--- Start ---
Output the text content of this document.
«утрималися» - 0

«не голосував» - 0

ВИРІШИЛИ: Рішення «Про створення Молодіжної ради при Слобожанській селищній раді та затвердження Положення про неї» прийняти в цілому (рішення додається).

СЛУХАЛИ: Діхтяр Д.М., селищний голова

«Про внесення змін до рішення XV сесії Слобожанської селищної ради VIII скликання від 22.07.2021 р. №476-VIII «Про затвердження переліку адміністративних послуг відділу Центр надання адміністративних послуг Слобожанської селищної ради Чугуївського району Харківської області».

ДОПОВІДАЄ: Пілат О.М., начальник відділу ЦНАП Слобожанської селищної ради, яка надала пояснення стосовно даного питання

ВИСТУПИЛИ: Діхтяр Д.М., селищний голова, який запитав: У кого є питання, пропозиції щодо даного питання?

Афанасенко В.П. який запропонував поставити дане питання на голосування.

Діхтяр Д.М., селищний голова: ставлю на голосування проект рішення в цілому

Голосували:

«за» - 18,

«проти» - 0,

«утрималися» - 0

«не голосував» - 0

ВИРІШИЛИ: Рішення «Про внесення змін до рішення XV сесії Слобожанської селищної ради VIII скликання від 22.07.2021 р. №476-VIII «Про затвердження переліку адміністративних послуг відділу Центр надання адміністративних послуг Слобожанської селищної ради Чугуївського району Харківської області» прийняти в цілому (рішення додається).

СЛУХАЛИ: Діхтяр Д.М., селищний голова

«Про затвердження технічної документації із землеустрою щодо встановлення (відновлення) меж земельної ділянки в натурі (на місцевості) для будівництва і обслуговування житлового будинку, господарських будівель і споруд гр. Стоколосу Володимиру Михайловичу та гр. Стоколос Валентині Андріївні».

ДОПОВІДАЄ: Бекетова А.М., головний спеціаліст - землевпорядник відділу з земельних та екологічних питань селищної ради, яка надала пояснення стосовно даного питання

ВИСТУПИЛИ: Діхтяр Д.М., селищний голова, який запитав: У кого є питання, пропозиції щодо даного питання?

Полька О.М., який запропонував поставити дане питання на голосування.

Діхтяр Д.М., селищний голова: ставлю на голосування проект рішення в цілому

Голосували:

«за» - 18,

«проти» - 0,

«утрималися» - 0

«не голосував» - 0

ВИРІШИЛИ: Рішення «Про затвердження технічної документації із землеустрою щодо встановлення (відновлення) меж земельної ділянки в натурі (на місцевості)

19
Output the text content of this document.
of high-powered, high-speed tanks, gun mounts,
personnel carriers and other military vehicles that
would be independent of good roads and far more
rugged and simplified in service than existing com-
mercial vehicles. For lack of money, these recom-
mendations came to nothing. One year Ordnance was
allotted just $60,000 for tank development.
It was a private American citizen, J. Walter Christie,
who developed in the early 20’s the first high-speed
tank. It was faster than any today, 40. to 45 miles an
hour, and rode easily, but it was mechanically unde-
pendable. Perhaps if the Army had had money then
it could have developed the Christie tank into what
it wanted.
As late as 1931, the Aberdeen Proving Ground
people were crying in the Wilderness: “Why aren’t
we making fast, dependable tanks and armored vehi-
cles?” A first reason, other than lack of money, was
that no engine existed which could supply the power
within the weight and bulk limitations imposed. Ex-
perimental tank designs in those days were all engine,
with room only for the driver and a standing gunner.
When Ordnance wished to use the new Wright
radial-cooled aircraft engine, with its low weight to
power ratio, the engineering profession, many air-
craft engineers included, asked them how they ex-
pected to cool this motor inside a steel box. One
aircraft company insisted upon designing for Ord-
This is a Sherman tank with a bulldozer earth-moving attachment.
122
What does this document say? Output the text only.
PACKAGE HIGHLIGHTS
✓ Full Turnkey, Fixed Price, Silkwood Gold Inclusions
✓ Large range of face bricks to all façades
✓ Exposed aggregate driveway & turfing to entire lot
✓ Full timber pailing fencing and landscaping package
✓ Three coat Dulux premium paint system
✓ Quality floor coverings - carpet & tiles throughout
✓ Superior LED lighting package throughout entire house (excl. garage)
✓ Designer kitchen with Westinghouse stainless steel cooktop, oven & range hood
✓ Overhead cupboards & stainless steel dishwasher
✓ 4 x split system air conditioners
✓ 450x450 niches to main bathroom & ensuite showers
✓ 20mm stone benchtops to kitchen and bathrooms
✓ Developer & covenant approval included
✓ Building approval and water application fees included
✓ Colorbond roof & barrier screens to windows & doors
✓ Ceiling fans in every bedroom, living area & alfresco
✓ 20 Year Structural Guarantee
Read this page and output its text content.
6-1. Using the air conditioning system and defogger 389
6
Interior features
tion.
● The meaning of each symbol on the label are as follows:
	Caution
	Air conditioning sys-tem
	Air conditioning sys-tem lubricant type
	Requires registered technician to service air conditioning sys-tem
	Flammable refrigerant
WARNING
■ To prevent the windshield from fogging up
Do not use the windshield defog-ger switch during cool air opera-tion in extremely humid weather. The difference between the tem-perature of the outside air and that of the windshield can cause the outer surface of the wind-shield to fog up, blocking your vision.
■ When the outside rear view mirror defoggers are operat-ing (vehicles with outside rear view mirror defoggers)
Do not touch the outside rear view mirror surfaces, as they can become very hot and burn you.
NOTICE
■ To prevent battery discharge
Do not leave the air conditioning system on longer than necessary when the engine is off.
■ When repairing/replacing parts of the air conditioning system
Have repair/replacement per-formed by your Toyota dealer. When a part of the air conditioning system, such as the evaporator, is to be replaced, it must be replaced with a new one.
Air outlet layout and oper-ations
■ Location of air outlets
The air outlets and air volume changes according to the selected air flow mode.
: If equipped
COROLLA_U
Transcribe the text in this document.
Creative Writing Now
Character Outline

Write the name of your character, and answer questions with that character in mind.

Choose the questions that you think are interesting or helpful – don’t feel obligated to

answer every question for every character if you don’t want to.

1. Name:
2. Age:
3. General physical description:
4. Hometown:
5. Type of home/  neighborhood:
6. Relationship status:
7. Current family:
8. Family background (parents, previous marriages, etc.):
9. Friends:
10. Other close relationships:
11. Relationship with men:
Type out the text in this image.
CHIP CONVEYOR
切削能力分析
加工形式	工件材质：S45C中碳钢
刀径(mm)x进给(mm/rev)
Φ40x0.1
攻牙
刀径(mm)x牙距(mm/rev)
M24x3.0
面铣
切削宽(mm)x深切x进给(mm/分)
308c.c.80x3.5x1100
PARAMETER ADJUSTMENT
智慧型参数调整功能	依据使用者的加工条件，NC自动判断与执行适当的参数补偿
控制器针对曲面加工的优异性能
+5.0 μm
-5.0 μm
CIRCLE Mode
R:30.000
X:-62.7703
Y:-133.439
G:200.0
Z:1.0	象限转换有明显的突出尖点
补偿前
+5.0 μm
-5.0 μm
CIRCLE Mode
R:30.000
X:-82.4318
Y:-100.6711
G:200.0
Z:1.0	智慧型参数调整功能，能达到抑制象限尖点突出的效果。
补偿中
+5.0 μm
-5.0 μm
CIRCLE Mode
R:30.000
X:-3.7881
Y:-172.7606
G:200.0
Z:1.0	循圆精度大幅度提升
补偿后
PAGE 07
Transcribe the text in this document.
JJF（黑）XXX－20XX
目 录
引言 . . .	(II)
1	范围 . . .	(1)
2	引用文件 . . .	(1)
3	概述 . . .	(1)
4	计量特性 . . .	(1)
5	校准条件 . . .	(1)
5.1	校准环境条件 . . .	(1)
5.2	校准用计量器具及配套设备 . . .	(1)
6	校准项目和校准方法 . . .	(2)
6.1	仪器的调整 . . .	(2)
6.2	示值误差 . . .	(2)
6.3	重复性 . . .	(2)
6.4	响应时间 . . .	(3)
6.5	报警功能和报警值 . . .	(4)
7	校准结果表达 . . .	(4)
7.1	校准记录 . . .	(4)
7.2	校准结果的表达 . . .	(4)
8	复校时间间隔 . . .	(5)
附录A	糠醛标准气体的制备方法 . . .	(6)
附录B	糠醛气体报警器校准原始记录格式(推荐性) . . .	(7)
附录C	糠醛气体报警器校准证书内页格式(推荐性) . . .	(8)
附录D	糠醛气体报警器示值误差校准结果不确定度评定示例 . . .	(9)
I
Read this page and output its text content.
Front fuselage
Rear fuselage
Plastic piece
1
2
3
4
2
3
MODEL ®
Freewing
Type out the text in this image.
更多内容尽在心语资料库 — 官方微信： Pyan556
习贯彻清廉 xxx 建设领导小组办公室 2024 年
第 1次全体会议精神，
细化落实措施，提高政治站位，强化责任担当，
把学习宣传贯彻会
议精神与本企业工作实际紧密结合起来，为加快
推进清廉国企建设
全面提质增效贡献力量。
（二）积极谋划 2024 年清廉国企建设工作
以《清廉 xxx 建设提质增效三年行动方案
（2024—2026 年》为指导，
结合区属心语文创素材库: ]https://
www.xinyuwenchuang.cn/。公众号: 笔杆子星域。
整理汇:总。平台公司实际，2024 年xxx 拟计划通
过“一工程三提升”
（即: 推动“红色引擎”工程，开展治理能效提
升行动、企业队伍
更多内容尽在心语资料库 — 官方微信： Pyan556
--- End ---
> _GOAL_: What is the number of lines in the records that contain the string "Full"? Give only that number.

> _SOLUTION FOR THIS TASK_: 2